Data extracted from a collection:
• • • • • • •

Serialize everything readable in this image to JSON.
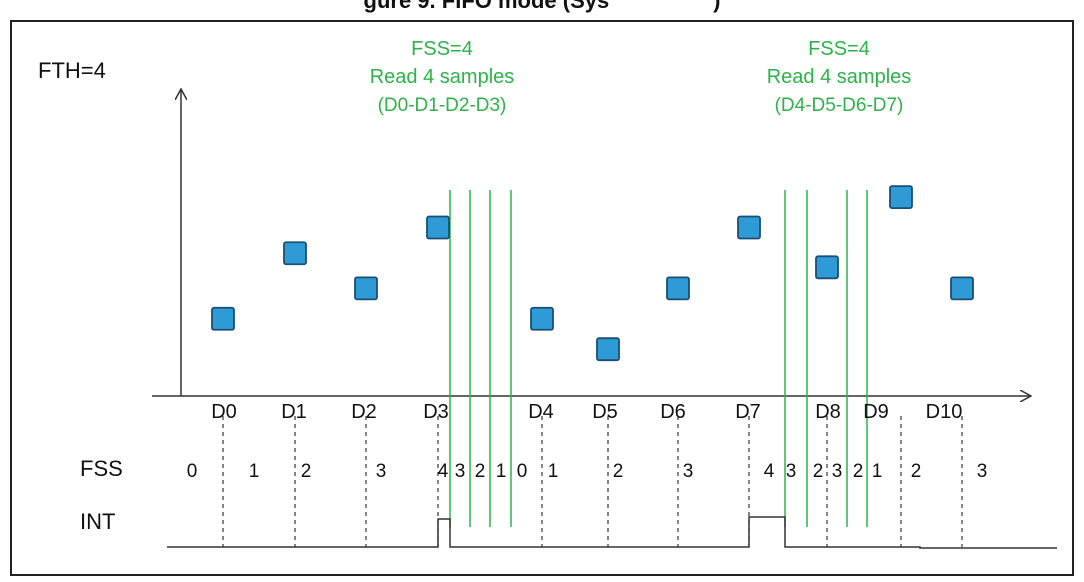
{
  "page": {
    "title": "gure 9. FIFO mode (Sys                 )"
  },
  "diagram": {
    "fth_label": "FTH=4",
    "read_annotations": [
      {
        "line1": "FSS=4",
        "line2": "Read 4 samples",
        "line3": "(D0-D1-D2-D3)"
      },
      {
        "line1": "FSS=4",
        "line2": "Read 4 samples",
        "line3": "(D4-D5-D6-D7)"
      }
    ],
    "samples": [
      {
        "label": "D0",
        "value": 0.33
      },
      {
        "label": "D1",
        "value": 0.61
      },
      {
        "label": "D2",
        "value": 0.46
      },
      {
        "label": "D3",
        "value": 0.72
      },
      {
        "label": "D4",
        "value": 0.33
      },
      {
        "label": "D5",
        "value": 0.2
      },
      {
        "label": "D6",
        "value": 0.46
      },
      {
        "label": "D7",
        "value": 0.72
      },
      {
        "label": "D8",
        "value": 0.55
      },
      {
        "label": "D9",
        "value": 0.85
      },
      {
        "label": "D10",
        "value": 0.46
      }
    ],
    "fss_row_label": "FSS",
    "int_row_label": "INT",
    "fss_values": [
      "0",
      "1",
      "2",
      "3",
      "4",
      "3",
      "2",
      "1",
      "0",
      "1",
      "2",
      "3",
      "4",
      "3",
      "2",
      "3",
      "2",
      "1",
      "2",
      "3"
    ],
    "colors": {
      "marker_fill": "#2e9bd6",
      "marker_stroke": "#1a4f73",
      "annotation": "#2db34a",
      "read_line": "#2db34a",
      "axis": "#333333",
      "text": "#111111"
    }
  }
}
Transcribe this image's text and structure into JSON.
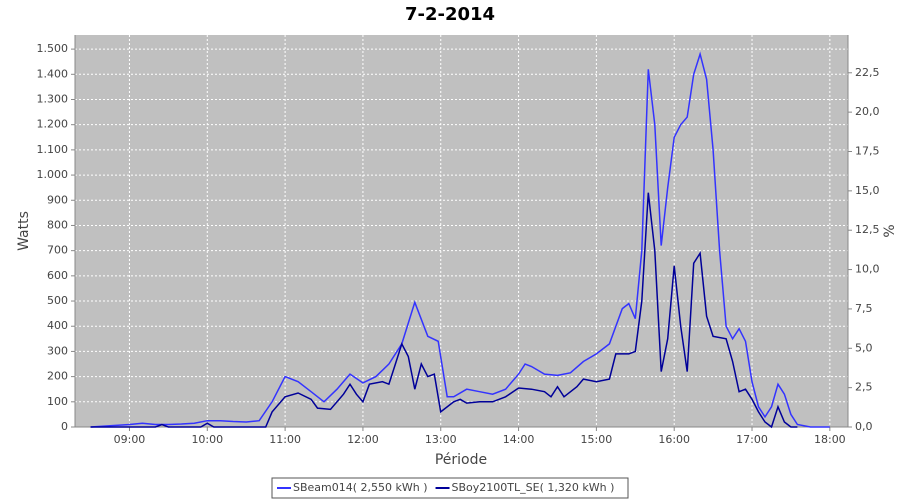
{
  "chart_data": {
    "type": "line",
    "title": "7-2-2014",
    "xlabel": "Période",
    "ylabel": "Watts",
    "y2label": "%",
    "xlim": [
      "08:18",
      "18:14"
    ],
    "xticks": [
      "09:00",
      "10:00",
      "11:00",
      "12:00",
      "13:00",
      "14:00",
      "15:00",
      "16:00",
      "17:00",
      "18:00"
    ],
    "ylim": [
      0,
      1556
    ],
    "yticks": [
      0,
      100,
      200,
      300,
      400,
      500,
      600,
      700,
      800,
      900,
      {
        "value": 1000,
        "label": "1.000"
      },
      {
        "value": 1100,
        "label": "1.100"
      },
      {
        "value": 1200,
        "label": "1.200"
      },
      {
        "value": 1300,
        "label": "1.300"
      },
      {
        "value": 1400,
        "label": "1.400"
      },
      {
        "value": 1500,
        "label": "1.500"
      }
    ],
    "y2lim": [
      0,
      24.9
    ],
    "y2ticks": [
      {
        "value": 0,
        "label": "0,0"
      },
      {
        "value": 2.5,
        "label": "2,5"
      },
      {
        "value": 5,
        "label": "5,0"
      },
      {
        "value": 7.5,
        "label": "7,5"
      },
      {
        "value": 10,
        "label": "10,0"
      },
      {
        "value": 12.5,
        "label": "12,5"
      },
      {
        "value": 15,
        "label": "15,0"
      },
      {
        "value": 17.5,
        "label": "17,5"
      },
      {
        "value": 20,
        "label": "20,0"
      },
      {
        "value": 22.5,
        "label": "22,5"
      }
    ],
    "grid": true,
    "legend": "bottom",
    "series": [
      {
        "name": "SBeam014( 2,550 kWh )",
        "color": "#3333ff",
        "x": [
          "08:30",
          "08:45",
          "09:00",
          "09:10",
          "09:20",
          "09:30",
          "09:40",
          "09:50",
          "10:00",
          "10:10",
          "10:20",
          "10:30",
          "10:40",
          "10:50",
          "11:00",
          "11:10",
          "11:20",
          "11:30",
          "11:40",
          "11:50",
          "12:00",
          "12:10",
          "12:20",
          "12:30",
          "12:40",
          "12:50",
          "12:58",
          "13:05",
          "13:10",
          "13:20",
          "13:30",
          "13:40",
          "13:50",
          "14:00",
          "14:05",
          "14:10",
          "14:20",
          "14:30",
          "14:40",
          "14:50",
          "15:00",
          "15:10",
          "15:20",
          "15:25",
          "15:30",
          "15:35",
          "15:40",
          "15:45",
          "15:50",
          "15:55",
          "16:00",
          "16:05",
          "16:10",
          "16:15",
          "16:20",
          "16:25",
          "16:30",
          "16:35",
          "16:40",
          "16:45",
          "16:50",
          "16:55",
          "17:00",
          "17:05",
          "17:10",
          "17:15",
          "17:20",
          "17:25",
          "17:30",
          "17:35",
          "17:45",
          "18:00"
        ],
        "values": [
          0,
          5,
          10,
          15,
          10,
          10,
          12,
          15,
          25,
          25,
          22,
          20,
          25,
          100,
          200,
          180,
          140,
          100,
          150,
          210,
          175,
          200,
          250,
          330,
          495,
          360,
          340,
          120,
          120,
          150,
          140,
          130,
          150,
          210,
          250,
          240,
          210,
          205,
          215,
          260,
          290,
          330,
          470,
          490,
          430,
          700,
          1420,
          1200,
          720,
          950,
          1150,
          1200,
          1230,
          1400,
          1480,
          1380,
          1100,
          700,
          400,
          350,
          390,
          340,
          180,
          80,
          40,
          80,
          170,
          130,
          50,
          10,
          0,
          0
        ]
      },
      {
        "name": "SBoy2100TL_SE( 1,320 kWh )",
        "color": "#000099",
        "x": [
          "08:30",
          "09:20",
          "09:25",
          "09:30",
          "09:55",
          "10:00",
          "10:05",
          "10:45",
          "10:50",
          "11:00",
          "11:10",
          "11:20",
          "11:25",
          "11:35",
          "11:45",
          "11:50",
          "11:55",
          "12:00",
          "12:05",
          "12:15",
          "12:20",
          "12:25",
          "12:30",
          "12:35",
          "12:40",
          "12:45",
          "12:50",
          "12:55",
          "13:00",
          "13:10",
          "13:15",
          "13:20",
          "13:30",
          "13:40",
          "13:50",
          "14:00",
          "14:10",
          "14:20",
          "14:25",
          "14:30",
          "14:35",
          "14:45",
          "14:50",
          "15:00",
          "15:10",
          "15:15",
          "15:25",
          "15:30",
          "15:35",
          "15:40",
          "15:45",
          "15:50",
          "15:55",
          "16:00",
          "16:05",
          "16:10",
          "16:15",
          "16:20",
          "16:25",
          "16:30",
          "16:40",
          "16:45",
          "16:50",
          "16:55",
          "17:00",
          "17:05",
          "17:10",
          "17:15",
          "17:20",
          "17:25",
          "17:30",
          "17:35"
        ],
        "values": [
          0,
          0,
          10,
          0,
          0,
          15,
          0,
          0,
          60,
          120,
          135,
          110,
          75,
          70,
          130,
          170,
          130,
          100,
          170,
          180,
          170,
          250,
          330,
          280,
          150,
          250,
          200,
          210,
          60,
          100,
          110,
          95,
          100,
          100,
          120,
          155,
          150,
          140,
          120,
          160,
          120,
          160,
          190,
          180,
          190,
          290,
          290,
          300,
          500,
          930,
          700,
          220,
          350,
          640,
          400,
          220,
          650,
          690,
          440,
          360,
          350,
          260,
          140,
          150,
          110,
          60,
          20,
          0,
          80,
          20,
          0,
          0
        ]
      }
    ]
  }
}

• • • • • • •

PROMPT:
Do not copy the pictures, but repeat every line exactly.

FULL ANSWER:
Serialize everything readable in this image to JSON.
{
  "page": {
    "title": "gure 9. FIFO mode (Sys                 )"
  },
  "diagram": {
    "fth_label": "FTH=4",
    "read_annotations": [
      {
        "line1": "FSS=4",
        "line2": "Read 4 samples",
        "line3": "(D0-D1-D2-D3)"
      },
      {
        "line1": "FSS=4",
        "line2": "Read 4 samples",
        "line3": "(D4-D5-D6-D7)"
      }
    ],
    "samples": [
      {
        "label": "D0",
        "value": 0.33
      },
      {
        "label": "D1",
        "value": 0.61
      },
      {
        "label": "D2",
        "value": 0.46
      },
      {
        "label": "D3",
        "value": 0.72
      },
      {
        "label": "D4",
        "value": 0.33
      },
      {
        "label": "D5",
        "value": 0.2
      },
      {
        "label": "D6",
        "value": 0.46
      },
      {
        "label": "D7",
        "value": 0.72
      },
      {
        "label": "D8",
        "value": 0.55
      },
      {
        "label": "D9",
        "value": 0.85
      },
      {
        "label": "D10",
        "value": 0.46
      }
    ],
    "fss_row_label": "FSS",
    "int_row_label": "INT",
    "fss_values": [
      "0",
      "1",
      "2",
      "3",
      "4",
      "3",
      "2",
      "1",
      "0",
      "1",
      "2",
      "3",
      "4",
      "3",
      "2",
      "3",
      "2",
      "1",
      "2",
      "3"
    ],
    "colors": {
      "marker_fill": "#2e9bd6",
      "marker_stroke": "#1a4f73",
      "annotation": "#2db34a",
      "read_line": "#2db34a",
      "axis": "#333333",
      "text": "#111111"
    }
  }
}
Transcribe this image's text and structure into JSON.
{
  "chart_data": {
    "type": "line",
    "title": "7-2-2014",
    "xlabel": "Période",
    "ylabel": "Watts",
    "y2label": "%",
    "xlim": [
      "08:18",
      "18:14"
    ],
    "xticks": [
      "09:00",
      "10:00",
      "11:00",
      "12:00",
      "13:00",
      "14:00",
      "15:00",
      "16:00",
      "17:00",
      "18:00"
    ],
    "ylim": [
      0,
      1556
    ],
    "yticks": [
      0,
      100,
      200,
      300,
      400,
      500,
      600,
      700,
      800,
      900,
      {
        "value": 1000,
        "label": "1.000"
      },
      {
        "value": 1100,
        "label": "1.100"
      },
      {
        "value": 1200,
        "label": "1.200"
      },
      {
        "value": 1300,
        "label": "1.300"
      },
      {
        "value": 1400,
        "label": "1.400"
      },
      {
        "value": 1500,
        "label": "1.500"
      }
    ],
    "y2lim": [
      0,
      24.9
    ],
    "y2ticks": [
      {
        "value": 0,
        "label": "0,0"
      },
      {
        "value": 2.5,
        "label": "2,5"
      },
      {
        "value": 5,
        "label": "5,0"
      },
      {
        "value": 7.5,
        "label": "7,5"
      },
      {
        "value": 10,
        "label": "10,0"
      },
      {
        "value": 12.5,
        "label": "12,5"
      },
      {
        "value": 15,
        "label": "15,0"
      },
      {
        "value": 17.5,
        "label": "17,5"
      },
      {
        "value": 20,
        "label": "20,0"
      },
      {
        "value": 22.5,
        "label": "22,5"
      }
    ],
    "grid": true,
    "legend": "bottom",
    "series": [
      {
        "name": "SBeam014( 2,550 kWh )",
        "color": "#3333ff",
        "x": [
          "08:30",
          "08:45",
          "09:00",
          "09:10",
          "09:20",
          "09:30",
          "09:40",
          "09:50",
          "10:00",
          "10:10",
          "10:20",
          "10:30",
          "10:40",
          "10:50",
          "11:00",
          "11:10",
          "11:20",
          "11:30",
          "11:40",
          "11:50",
          "12:00",
          "12:10",
          "12:20",
          "12:30",
          "12:40",
          "12:50",
          "12:58",
          "13:05",
          "13:10",
          "13:20",
          "13:30",
          "13:40",
          "13:50",
          "14:00",
          "14:05",
          "14:10",
          "14:20",
          "14:30",
          "14:40",
          "14:50",
          "15:00",
          "15:10",
          "15:20",
          "15:25",
          "15:30",
          "15:35",
          "15:40",
          "15:45",
          "15:50",
          "15:55",
          "16:00",
          "16:05",
          "16:10",
          "16:15",
          "16:20",
          "16:25",
          "16:30",
          "16:35",
          "16:40",
          "16:45",
          "16:50",
          "16:55",
          "17:00",
          "17:05",
          "17:10",
          "17:15",
          "17:20",
          "17:25",
          "17:30",
          "17:35",
          "17:45",
          "18:00"
        ],
        "values": [
          0,
          5,
          10,
          15,
          10,
          10,
          12,
          15,
          25,
          25,
          22,
          20,
          25,
          100,
          200,
          180,
          140,
          100,
          150,
          210,
          175,
          200,
          250,
          330,
          495,
          360,
          340,
          120,
          120,
          150,
          140,
          130,
          150,
          210,
          250,
          240,
          210,
          205,
          215,
          260,
          290,
          330,
          470,
          490,
          430,
          700,
          1420,
          1200,
          720,
          950,
          1150,
          1200,
          1230,
          1400,
          1480,
          1380,
          1100,
          700,
          400,
          350,
          390,
          340,
          180,
          80,
          40,
          80,
          170,
          130,
          50,
          10,
          0,
          0
        ]
      },
      {
        "name": "SBoy2100TL_SE( 1,320 kWh )",
        "color": "#000099",
        "x": [
          "08:30",
          "09:20",
          "09:25",
          "09:30",
          "09:55",
          "10:00",
          "10:05",
          "10:45",
          "10:50",
          "11:00",
          "11:10",
          "11:20",
          "11:25",
          "11:35",
          "11:45",
          "11:50",
          "11:55",
          "12:00",
          "12:05",
          "12:15",
          "12:20",
          "12:25",
          "12:30",
          "12:35",
          "12:40",
          "12:45",
          "12:50",
          "12:55",
          "13:00",
          "13:10",
          "13:15",
          "13:20",
          "13:30",
          "13:40",
          "13:50",
          "14:00",
          "14:10",
          "14:20",
          "14:25",
          "14:30",
          "14:35",
          "14:45",
          "14:50",
          "15:00",
          "15:10",
          "15:15",
          "15:25",
          "15:30",
          "15:35",
          "15:40",
          "15:45",
          "15:50",
          "15:55",
          "16:00",
          "16:05",
          "16:10",
          "16:15",
          "16:20",
          "16:25",
          "16:30",
          "16:40",
          "16:45",
          "16:50",
          "16:55",
          "17:00",
          "17:05",
          "17:10",
          "17:15",
          "17:20",
          "17:25",
          "17:30",
          "17:35"
        ],
        "values": [
          0,
          0,
          10,
          0,
          0,
          15,
          0,
          0,
          60,
          120,
          135,
          110,
          75,
          70,
          130,
          170,
          130,
          100,
          170,
          180,
          170,
          250,
          330,
          280,
          150,
          250,
          200,
          210,
          60,
          100,
          110,
          95,
          100,
          100,
          120,
          155,
          150,
          140,
          120,
          160,
          120,
          160,
          190,
          180,
          190,
          290,
          290,
          300,
          500,
          930,
          700,
          220,
          350,
          640,
          400,
          220,
          650,
          690,
          440,
          360,
          350,
          260,
          140,
          150,
          110,
          60,
          20,
          0,
          80,
          20,
          0,
          0
        ]
      }
    ]
  }
}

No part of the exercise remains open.